▶ Your objective:
Write out exactly the lines running from the line that includes "Convert this chart to structured JSON data." to the end of the data, both ends included, and nothing besides.

▶ A block of data:
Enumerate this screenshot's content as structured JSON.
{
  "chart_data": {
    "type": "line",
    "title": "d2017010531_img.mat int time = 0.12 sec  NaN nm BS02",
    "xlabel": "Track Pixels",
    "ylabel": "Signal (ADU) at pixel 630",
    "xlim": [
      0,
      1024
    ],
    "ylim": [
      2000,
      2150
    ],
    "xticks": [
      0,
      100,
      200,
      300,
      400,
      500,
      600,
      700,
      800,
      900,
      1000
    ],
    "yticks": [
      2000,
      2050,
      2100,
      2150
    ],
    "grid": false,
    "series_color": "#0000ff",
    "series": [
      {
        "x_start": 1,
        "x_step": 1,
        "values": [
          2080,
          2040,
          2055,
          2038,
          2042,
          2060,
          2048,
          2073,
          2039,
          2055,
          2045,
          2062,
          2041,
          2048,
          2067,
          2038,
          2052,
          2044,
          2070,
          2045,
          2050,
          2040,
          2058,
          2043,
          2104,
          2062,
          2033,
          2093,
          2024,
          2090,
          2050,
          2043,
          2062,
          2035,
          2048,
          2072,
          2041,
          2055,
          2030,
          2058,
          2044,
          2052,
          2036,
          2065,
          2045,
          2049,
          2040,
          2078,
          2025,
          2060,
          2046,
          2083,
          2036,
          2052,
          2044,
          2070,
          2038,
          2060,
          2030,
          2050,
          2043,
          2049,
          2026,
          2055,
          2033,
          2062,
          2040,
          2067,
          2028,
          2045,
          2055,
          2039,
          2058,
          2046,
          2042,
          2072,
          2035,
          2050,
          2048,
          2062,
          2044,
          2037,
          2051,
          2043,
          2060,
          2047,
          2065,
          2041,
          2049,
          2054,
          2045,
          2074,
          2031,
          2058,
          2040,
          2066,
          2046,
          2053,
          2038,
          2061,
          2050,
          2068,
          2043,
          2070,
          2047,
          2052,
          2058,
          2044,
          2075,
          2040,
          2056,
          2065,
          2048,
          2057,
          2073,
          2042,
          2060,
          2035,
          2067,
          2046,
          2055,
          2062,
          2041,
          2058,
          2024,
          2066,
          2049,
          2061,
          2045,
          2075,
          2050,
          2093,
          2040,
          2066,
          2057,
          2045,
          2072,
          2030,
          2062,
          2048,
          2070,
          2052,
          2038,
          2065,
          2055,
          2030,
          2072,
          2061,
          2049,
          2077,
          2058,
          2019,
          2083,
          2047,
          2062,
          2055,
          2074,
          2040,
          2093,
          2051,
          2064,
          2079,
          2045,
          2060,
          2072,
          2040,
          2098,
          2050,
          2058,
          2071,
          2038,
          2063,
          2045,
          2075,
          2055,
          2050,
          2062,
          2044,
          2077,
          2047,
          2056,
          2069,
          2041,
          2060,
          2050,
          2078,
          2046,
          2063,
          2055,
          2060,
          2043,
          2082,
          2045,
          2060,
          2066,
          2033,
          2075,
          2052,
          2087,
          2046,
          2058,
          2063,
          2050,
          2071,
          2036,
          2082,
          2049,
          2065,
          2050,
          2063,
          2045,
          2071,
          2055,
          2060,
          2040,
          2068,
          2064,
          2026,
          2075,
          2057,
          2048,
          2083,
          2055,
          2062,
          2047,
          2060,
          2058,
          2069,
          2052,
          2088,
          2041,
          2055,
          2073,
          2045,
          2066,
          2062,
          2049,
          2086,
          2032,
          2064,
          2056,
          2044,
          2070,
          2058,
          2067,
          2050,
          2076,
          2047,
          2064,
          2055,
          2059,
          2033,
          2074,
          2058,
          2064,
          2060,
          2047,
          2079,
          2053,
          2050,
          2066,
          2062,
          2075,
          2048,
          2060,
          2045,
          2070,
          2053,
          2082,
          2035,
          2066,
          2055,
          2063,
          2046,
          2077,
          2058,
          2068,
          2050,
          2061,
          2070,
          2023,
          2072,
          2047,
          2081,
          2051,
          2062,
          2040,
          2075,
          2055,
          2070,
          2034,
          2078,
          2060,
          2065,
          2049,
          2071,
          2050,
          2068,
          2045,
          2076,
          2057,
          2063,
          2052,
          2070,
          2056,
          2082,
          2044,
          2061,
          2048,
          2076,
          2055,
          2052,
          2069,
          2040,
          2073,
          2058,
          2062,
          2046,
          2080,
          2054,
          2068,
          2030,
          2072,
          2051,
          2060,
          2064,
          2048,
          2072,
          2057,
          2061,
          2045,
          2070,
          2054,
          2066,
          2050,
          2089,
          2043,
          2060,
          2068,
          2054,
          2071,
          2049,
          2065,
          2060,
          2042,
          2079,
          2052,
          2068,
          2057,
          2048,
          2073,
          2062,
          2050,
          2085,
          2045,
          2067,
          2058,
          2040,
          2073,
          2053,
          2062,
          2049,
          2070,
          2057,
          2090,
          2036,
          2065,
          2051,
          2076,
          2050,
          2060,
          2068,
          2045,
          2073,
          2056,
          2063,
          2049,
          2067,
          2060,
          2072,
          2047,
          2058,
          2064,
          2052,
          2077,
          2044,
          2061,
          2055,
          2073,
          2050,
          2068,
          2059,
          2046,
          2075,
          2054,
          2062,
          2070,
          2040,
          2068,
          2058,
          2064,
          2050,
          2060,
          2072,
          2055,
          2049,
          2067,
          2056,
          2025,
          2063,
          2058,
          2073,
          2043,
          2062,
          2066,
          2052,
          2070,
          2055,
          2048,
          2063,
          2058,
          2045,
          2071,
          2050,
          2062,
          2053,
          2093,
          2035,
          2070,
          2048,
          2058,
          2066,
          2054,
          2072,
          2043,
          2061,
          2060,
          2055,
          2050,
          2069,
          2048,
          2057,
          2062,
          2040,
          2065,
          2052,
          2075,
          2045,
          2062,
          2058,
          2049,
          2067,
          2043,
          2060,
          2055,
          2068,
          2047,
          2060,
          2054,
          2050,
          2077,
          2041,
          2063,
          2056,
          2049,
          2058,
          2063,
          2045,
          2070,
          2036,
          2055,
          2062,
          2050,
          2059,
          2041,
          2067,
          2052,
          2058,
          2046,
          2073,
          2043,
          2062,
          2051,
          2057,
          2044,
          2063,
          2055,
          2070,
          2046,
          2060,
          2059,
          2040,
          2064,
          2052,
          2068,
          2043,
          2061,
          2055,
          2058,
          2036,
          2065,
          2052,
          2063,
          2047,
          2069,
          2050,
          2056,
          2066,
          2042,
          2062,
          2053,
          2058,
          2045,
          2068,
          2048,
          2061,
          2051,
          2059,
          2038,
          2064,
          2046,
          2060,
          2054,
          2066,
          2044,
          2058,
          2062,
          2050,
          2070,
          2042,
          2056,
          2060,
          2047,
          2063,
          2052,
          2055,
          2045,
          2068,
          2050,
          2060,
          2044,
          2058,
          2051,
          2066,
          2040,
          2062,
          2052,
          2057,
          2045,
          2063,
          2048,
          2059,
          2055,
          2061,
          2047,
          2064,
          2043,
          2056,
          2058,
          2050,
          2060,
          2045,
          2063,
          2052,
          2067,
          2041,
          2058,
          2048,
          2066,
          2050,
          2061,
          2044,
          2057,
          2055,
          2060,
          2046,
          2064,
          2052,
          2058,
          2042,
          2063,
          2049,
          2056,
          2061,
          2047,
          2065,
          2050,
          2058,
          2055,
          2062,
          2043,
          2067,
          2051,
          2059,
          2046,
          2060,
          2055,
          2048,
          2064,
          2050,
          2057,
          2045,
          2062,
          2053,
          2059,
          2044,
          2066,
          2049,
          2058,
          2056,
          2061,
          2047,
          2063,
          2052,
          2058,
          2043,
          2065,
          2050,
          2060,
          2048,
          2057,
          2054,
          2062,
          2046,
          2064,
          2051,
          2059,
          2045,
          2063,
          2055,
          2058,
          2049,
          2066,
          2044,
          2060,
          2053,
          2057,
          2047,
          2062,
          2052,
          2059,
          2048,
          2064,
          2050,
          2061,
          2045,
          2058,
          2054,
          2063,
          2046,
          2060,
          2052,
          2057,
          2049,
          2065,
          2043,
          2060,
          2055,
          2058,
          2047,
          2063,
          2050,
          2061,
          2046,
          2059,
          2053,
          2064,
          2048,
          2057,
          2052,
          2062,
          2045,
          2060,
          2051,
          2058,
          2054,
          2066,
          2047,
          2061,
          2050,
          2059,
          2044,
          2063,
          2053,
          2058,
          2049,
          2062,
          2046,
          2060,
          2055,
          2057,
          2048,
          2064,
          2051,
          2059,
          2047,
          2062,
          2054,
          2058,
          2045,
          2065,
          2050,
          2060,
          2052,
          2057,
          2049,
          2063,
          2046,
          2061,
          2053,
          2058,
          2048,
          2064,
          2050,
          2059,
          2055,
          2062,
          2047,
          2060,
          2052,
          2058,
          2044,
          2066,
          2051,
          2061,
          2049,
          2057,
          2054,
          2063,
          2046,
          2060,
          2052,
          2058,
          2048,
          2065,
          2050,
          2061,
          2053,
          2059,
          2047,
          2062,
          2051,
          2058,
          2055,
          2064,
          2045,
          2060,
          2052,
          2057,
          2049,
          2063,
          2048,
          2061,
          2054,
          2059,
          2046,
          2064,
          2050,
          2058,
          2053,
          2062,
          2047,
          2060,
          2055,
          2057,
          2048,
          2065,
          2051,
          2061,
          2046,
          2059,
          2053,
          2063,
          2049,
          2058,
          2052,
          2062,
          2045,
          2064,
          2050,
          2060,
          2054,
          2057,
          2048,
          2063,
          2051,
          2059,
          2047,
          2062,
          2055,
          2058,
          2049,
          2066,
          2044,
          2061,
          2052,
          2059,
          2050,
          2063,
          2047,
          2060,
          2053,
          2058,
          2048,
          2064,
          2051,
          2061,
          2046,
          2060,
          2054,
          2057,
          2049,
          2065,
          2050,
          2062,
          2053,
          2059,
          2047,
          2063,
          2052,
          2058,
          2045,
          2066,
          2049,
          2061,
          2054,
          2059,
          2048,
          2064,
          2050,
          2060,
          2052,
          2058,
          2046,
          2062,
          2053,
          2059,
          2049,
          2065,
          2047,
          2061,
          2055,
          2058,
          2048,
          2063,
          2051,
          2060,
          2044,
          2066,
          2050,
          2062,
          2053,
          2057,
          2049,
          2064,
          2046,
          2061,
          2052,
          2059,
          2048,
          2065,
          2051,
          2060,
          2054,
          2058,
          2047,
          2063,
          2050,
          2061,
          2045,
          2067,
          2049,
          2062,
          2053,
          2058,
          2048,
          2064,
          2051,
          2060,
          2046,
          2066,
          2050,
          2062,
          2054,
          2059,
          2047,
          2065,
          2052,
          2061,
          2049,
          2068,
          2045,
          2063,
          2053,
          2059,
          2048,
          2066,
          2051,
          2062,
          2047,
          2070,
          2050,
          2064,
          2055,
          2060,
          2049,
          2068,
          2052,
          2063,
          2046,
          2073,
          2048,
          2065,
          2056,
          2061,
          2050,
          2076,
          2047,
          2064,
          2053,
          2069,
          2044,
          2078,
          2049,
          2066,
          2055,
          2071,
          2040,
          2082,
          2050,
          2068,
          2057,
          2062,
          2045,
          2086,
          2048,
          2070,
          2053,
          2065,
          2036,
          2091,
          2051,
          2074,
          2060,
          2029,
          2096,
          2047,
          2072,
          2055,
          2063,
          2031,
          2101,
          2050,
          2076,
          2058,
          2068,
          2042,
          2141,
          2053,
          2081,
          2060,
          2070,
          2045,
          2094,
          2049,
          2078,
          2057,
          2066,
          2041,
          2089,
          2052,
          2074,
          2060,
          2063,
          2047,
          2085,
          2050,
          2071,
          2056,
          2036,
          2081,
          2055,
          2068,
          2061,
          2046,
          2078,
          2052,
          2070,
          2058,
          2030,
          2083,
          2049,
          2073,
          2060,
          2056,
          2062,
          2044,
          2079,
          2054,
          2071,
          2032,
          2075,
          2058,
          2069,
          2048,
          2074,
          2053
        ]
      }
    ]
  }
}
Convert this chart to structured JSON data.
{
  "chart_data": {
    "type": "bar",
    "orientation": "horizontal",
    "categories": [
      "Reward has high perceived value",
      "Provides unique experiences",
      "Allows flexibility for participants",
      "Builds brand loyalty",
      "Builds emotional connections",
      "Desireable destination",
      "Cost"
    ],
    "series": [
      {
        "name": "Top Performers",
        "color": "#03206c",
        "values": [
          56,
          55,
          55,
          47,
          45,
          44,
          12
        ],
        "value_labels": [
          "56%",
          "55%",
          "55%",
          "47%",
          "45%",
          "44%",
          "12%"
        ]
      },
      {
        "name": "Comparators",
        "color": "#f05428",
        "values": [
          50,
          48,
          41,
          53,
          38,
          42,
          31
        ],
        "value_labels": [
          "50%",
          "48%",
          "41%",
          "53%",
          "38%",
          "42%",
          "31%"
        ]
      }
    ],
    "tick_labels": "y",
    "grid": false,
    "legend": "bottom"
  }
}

▶ Answer in full:
Convert this chart to structured JSON data.
{
  "chart_data": {
    "type": "bar",
    "orientation": "horizontal",
    "categories": [
      "Reward has high perceived value",
      "Provides unique experiences",
      "Allows flexibility for participants",
      "Builds brand loyalty",
      "Builds emotional connections",
      "Desireable destination",
      "Cost"
    ],
    "series": [
      {
        "name": "Top Performers",
        "color": "#03206c",
        "values": [
          56,
          55,
          55,
          47,
          45,
          44,
          12
        ],
        "value_labels": [
          "56%",
          "55%",
          "55%",
          "47%",
          "45%",
          "44%",
          "12%"
        ]
      },
      {
        "name": "Comparators",
        "color": "#f05428",
        "values": [
          50,
          48,
          41,
          53,
          38,
          42,
          31
        ],
        "value_labels": [
          "50%",
          "48%",
          "41%",
          "53%",
          "38%",
          "42%",
          "31%"
        ]
      }
    ],
    "tick_labels": "y",
    "grid": false,
    "legend": "bottom"
  }
}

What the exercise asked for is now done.